WHAT YOU WILL DO — Can you pull out each line of the data below that includes the word "JSON"?
- - - - -
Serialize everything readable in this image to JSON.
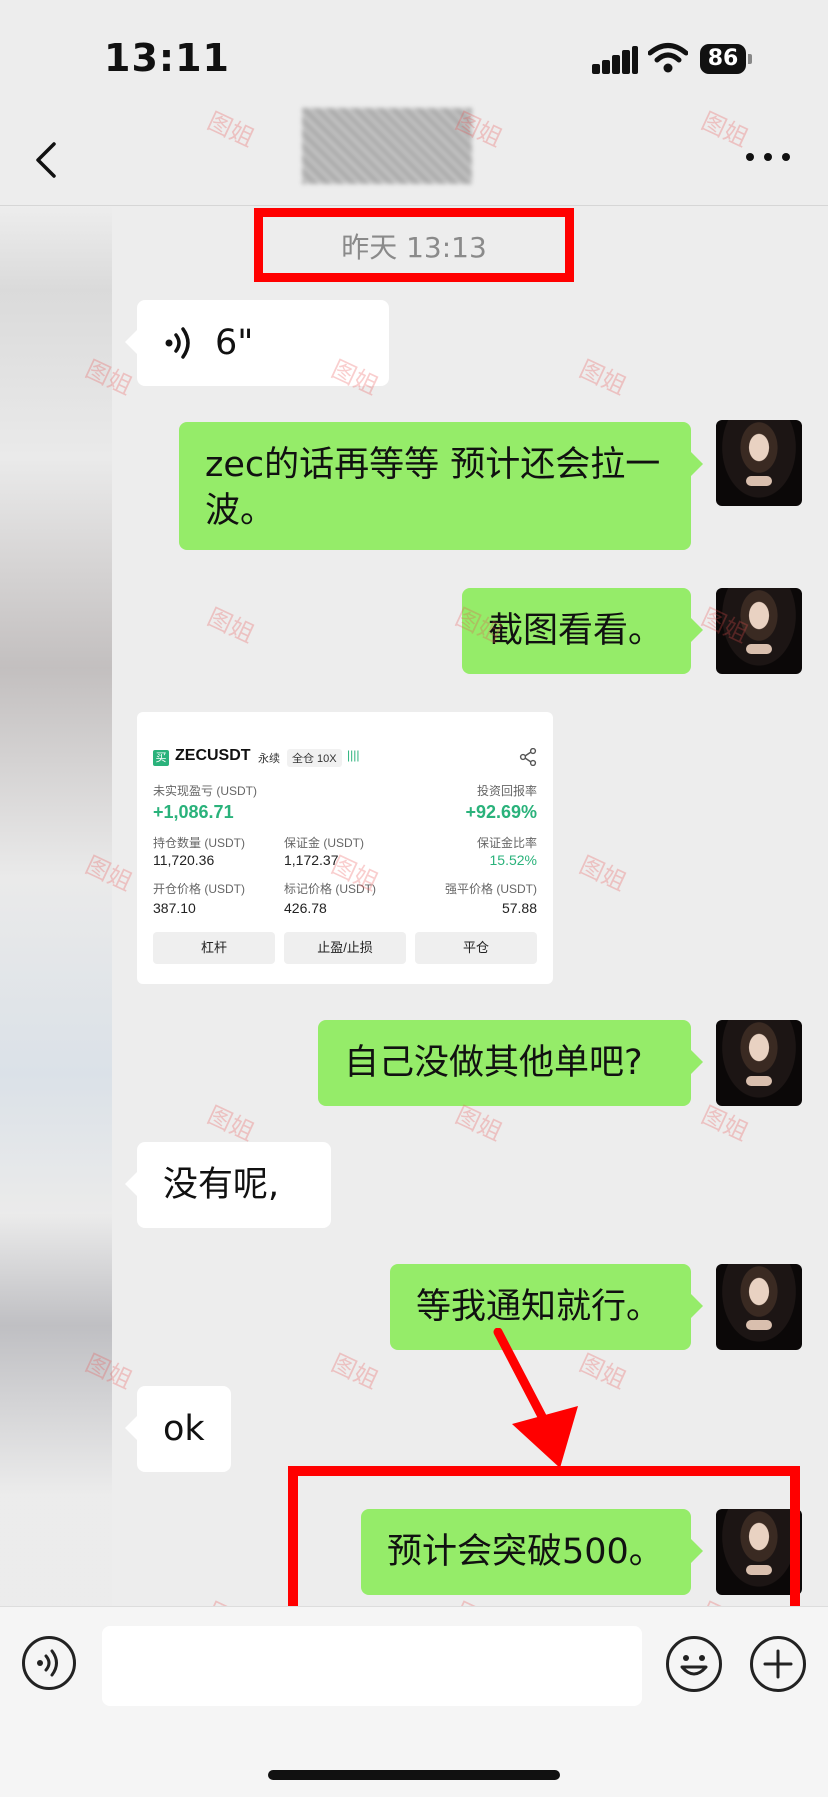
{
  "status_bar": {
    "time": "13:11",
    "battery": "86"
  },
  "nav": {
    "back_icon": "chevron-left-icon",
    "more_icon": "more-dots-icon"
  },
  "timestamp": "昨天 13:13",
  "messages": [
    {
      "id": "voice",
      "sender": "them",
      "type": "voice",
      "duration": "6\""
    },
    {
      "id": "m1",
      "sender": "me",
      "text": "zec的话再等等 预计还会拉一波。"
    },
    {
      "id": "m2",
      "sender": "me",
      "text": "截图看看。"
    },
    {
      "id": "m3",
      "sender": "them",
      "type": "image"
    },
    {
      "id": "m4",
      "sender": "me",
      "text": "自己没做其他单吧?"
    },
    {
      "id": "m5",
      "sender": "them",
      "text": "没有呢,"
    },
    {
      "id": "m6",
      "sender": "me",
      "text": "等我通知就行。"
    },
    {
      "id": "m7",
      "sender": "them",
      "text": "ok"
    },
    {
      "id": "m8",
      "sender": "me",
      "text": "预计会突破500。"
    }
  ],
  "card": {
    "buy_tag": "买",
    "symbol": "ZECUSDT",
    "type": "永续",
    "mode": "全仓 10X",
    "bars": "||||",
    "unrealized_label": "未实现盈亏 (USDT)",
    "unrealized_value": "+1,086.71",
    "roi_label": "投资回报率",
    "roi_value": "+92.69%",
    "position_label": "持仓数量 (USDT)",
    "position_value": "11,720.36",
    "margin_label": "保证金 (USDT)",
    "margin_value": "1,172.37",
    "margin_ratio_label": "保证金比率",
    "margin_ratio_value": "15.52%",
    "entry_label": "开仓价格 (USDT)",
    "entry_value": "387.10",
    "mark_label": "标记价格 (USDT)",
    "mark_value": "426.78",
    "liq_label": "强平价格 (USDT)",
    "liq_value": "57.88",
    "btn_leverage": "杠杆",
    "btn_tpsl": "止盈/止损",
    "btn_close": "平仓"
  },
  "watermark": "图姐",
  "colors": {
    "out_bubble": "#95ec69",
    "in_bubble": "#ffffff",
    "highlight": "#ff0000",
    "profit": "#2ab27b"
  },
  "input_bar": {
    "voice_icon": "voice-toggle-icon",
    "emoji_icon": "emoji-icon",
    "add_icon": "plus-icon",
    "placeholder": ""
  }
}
- - - - -
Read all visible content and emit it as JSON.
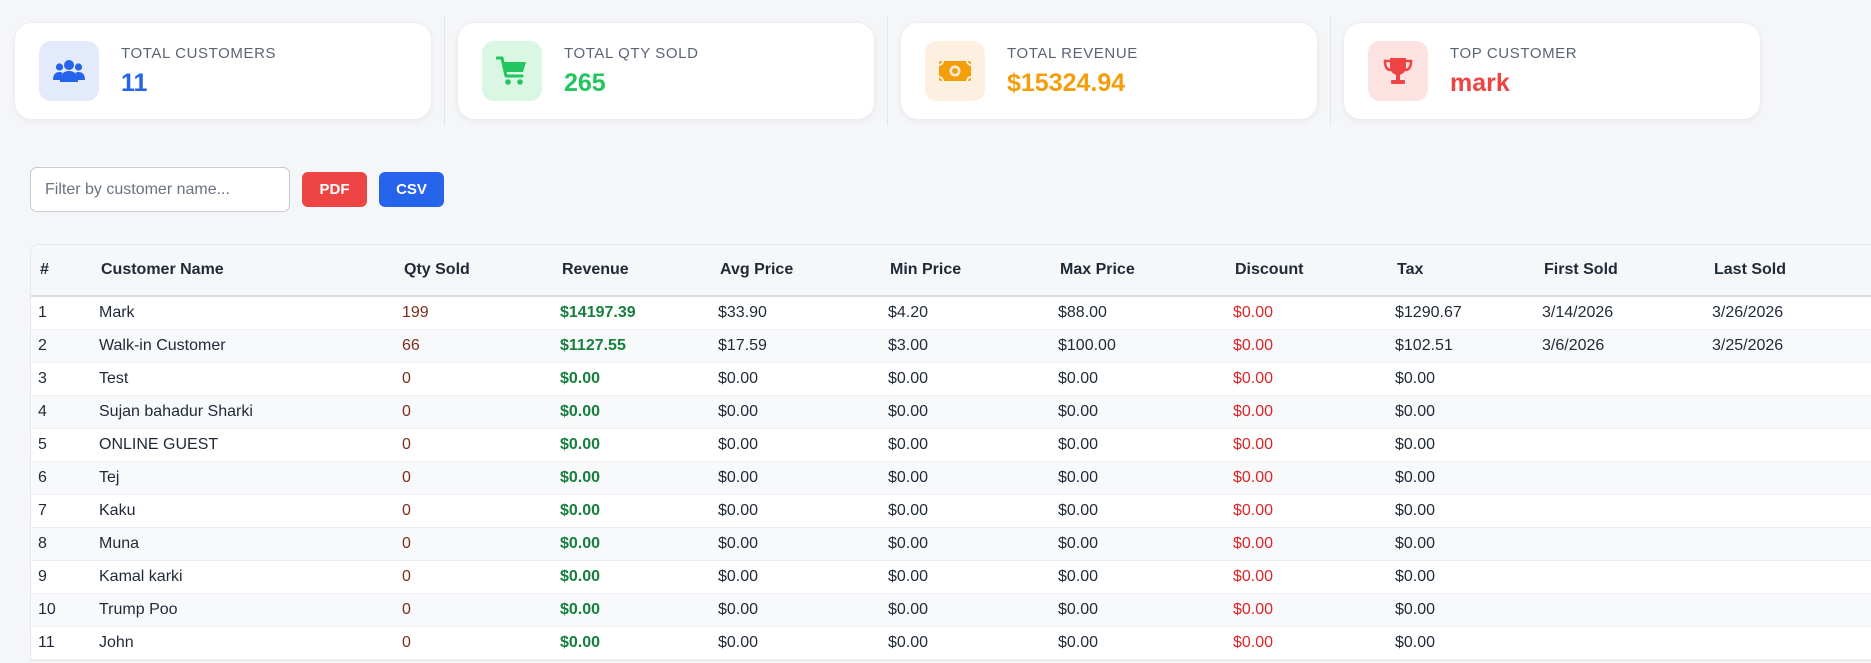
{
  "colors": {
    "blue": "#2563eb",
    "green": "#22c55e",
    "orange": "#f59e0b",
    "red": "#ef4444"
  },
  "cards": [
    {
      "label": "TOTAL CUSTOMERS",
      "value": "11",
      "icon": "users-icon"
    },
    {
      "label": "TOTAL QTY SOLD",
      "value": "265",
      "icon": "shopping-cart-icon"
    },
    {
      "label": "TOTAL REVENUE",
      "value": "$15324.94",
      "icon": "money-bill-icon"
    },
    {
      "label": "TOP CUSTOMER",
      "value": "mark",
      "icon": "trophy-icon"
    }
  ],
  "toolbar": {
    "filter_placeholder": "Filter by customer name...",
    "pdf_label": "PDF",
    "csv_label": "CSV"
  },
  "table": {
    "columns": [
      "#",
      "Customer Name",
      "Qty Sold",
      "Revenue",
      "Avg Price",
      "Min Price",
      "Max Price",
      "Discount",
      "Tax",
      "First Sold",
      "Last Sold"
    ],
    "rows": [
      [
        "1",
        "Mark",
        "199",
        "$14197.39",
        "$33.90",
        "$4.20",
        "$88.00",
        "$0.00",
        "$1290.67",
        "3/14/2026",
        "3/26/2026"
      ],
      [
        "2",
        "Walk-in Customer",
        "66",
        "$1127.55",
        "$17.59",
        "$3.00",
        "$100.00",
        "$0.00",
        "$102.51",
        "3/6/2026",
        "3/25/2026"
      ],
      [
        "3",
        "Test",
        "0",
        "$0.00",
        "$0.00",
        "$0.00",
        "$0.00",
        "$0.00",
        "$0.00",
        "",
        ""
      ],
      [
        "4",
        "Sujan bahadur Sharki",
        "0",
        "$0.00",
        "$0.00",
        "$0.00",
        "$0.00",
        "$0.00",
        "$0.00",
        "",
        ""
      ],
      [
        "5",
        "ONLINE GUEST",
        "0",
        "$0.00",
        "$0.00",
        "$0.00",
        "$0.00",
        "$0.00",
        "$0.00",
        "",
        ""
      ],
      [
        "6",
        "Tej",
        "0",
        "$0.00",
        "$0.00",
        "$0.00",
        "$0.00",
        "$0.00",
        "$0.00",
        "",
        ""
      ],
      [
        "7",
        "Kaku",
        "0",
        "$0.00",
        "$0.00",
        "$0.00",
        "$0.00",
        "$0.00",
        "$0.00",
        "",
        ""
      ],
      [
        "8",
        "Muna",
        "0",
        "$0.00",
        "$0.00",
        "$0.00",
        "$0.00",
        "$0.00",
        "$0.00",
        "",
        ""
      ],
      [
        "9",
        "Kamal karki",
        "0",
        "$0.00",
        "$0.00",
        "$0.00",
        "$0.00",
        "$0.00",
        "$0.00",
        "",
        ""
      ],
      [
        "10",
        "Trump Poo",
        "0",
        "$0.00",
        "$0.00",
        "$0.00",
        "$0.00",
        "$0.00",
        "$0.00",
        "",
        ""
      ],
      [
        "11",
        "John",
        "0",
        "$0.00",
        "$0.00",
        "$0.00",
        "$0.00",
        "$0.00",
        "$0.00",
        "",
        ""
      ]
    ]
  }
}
- - - - -
WRITTEN ANSWER —
Serialize everything readable in this image to JSON.
Read all visible content and emit it as JSON.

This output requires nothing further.